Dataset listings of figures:
>> Start

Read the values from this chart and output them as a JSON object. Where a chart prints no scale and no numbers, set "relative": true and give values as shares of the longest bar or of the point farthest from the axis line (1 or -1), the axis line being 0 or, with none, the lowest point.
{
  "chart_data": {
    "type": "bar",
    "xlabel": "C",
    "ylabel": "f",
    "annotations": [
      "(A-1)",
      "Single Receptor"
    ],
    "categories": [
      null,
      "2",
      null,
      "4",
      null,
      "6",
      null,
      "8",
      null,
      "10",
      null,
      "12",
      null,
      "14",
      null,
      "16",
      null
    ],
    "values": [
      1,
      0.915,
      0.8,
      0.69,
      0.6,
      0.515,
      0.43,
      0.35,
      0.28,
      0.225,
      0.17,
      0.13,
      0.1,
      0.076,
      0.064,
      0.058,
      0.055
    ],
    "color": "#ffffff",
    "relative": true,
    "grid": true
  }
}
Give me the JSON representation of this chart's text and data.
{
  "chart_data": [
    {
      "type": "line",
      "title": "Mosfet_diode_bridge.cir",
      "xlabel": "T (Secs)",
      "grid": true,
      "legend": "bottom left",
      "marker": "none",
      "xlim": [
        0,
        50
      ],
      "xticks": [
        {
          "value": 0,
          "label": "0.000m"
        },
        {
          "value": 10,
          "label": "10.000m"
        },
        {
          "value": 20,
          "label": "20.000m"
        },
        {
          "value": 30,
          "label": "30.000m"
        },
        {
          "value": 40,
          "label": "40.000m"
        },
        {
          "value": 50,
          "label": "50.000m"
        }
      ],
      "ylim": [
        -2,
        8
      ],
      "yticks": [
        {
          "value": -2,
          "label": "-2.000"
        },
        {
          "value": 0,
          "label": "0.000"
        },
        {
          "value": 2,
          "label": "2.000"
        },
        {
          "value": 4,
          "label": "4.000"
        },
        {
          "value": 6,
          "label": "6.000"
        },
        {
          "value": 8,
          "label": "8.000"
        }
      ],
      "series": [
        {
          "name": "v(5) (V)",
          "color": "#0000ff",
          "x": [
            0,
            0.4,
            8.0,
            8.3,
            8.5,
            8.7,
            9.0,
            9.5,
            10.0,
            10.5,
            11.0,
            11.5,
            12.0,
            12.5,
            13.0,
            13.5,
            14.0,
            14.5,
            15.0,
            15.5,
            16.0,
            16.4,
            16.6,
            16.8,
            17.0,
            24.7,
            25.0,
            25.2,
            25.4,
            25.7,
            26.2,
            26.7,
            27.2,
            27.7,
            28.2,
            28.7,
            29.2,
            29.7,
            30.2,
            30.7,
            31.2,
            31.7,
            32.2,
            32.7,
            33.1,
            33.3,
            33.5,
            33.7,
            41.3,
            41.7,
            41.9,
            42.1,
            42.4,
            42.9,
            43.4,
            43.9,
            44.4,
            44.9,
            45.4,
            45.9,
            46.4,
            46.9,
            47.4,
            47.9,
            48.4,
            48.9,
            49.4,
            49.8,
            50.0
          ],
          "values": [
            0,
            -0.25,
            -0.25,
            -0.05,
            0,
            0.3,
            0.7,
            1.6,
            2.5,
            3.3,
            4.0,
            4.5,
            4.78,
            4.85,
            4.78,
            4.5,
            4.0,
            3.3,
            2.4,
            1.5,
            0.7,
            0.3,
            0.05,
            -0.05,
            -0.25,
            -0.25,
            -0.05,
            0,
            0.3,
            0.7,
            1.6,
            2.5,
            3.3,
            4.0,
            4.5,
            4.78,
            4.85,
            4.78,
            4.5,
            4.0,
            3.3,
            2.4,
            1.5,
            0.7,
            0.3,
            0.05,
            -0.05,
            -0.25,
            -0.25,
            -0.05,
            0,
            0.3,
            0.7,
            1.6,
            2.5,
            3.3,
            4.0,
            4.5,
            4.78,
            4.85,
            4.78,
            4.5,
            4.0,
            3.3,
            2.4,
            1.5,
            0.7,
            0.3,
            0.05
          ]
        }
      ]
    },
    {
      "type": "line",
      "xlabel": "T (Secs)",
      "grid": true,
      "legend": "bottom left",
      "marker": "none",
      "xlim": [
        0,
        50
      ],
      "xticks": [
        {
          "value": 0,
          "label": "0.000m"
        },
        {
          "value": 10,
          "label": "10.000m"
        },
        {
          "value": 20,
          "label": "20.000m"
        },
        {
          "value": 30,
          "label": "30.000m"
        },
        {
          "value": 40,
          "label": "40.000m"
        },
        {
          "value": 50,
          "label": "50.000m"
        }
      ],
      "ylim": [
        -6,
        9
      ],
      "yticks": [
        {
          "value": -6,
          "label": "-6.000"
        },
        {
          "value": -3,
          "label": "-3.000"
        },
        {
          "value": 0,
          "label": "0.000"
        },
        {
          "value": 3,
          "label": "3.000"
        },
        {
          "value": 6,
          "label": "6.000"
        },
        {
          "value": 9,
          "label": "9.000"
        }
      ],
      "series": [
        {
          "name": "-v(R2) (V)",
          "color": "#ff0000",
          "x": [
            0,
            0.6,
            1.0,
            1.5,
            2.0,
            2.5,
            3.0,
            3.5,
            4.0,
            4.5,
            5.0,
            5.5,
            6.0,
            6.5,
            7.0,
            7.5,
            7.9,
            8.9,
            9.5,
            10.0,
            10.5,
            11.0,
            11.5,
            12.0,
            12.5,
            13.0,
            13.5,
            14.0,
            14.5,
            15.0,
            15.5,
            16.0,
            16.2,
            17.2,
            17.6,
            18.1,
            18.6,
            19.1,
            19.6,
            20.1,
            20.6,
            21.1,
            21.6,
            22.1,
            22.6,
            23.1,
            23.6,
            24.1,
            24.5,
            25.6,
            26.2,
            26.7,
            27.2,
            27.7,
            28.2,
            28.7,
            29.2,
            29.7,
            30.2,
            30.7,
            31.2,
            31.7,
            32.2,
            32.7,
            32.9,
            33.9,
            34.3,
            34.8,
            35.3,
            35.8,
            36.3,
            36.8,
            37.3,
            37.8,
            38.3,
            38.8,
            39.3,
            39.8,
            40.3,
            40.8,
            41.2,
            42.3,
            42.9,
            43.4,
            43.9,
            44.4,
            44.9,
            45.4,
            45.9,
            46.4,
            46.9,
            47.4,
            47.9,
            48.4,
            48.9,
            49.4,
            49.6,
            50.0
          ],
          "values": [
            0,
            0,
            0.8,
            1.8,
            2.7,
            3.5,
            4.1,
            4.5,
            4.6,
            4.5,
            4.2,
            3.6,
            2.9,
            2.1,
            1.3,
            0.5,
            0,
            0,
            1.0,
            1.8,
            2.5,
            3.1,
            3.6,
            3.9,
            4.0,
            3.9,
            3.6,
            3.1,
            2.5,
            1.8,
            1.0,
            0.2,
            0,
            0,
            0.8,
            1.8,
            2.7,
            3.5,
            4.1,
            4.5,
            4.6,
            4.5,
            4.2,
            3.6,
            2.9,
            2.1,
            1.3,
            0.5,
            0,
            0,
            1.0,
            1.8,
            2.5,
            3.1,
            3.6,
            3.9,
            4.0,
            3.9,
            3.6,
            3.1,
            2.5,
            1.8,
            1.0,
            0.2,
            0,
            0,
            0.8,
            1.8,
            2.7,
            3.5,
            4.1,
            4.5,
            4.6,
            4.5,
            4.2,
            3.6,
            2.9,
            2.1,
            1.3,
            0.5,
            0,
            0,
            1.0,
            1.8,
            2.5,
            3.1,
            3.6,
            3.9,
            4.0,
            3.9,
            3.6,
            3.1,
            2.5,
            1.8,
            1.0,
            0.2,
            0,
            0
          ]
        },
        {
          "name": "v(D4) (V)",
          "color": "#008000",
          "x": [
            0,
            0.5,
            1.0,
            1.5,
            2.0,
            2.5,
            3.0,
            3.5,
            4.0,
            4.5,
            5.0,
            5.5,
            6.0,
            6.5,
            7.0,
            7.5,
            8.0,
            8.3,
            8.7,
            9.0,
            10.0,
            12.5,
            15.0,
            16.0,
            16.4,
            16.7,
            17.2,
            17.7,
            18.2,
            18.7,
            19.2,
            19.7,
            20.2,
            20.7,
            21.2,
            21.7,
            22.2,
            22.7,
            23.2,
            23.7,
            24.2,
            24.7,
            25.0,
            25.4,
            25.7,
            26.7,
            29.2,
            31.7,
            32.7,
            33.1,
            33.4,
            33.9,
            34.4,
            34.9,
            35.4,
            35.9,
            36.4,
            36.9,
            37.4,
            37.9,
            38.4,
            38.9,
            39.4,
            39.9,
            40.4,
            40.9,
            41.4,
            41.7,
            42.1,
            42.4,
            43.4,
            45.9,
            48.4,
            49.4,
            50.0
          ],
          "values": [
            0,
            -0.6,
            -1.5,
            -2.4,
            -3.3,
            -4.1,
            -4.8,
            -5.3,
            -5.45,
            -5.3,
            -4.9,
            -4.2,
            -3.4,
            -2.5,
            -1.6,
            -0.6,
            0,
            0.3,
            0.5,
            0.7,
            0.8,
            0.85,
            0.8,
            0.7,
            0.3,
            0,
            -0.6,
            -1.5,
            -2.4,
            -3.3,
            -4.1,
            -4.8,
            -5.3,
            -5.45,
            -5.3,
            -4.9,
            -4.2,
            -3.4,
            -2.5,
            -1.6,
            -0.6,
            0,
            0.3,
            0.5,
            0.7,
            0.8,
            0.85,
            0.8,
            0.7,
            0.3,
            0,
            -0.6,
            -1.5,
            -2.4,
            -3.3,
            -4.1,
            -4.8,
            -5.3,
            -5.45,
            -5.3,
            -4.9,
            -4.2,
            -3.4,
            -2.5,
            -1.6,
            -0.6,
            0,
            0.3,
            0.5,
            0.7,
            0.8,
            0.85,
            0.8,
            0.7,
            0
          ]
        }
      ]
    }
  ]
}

>> End

WORK INSTRUCTIONS: Pick out and copy the lines of the material that include the word "true".

RESULT BELOW:
Read the values from this chart and output them as a JSON object. Where a chart prints no scale and no numbers, set "relative": true and give values as shares of the longest bar or of the point farthest from the axis line (1 or -1), the axis line being 0 or, with none, the lowest point.
    "relative": true,
    "grid": true
      "grid": true,
      "grid": true,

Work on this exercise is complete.